Requirements =
From the listing below, select every line where the word "Холодний" appears.

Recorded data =
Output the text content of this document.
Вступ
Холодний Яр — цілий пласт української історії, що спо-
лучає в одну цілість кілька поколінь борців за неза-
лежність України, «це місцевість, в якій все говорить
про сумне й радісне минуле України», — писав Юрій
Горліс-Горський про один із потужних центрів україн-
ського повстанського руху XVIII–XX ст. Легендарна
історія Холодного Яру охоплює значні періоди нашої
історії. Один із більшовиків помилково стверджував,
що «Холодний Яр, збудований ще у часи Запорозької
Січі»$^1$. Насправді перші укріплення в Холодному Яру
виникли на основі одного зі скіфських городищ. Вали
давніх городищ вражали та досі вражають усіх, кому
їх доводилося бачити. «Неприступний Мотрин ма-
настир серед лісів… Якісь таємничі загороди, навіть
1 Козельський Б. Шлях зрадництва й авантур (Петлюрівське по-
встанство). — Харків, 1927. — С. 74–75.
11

Completed exercise =
Холодний Яр — цілий пласт української історії, що спо-
що «Холодний Яр, збудований ще у часи Запорозької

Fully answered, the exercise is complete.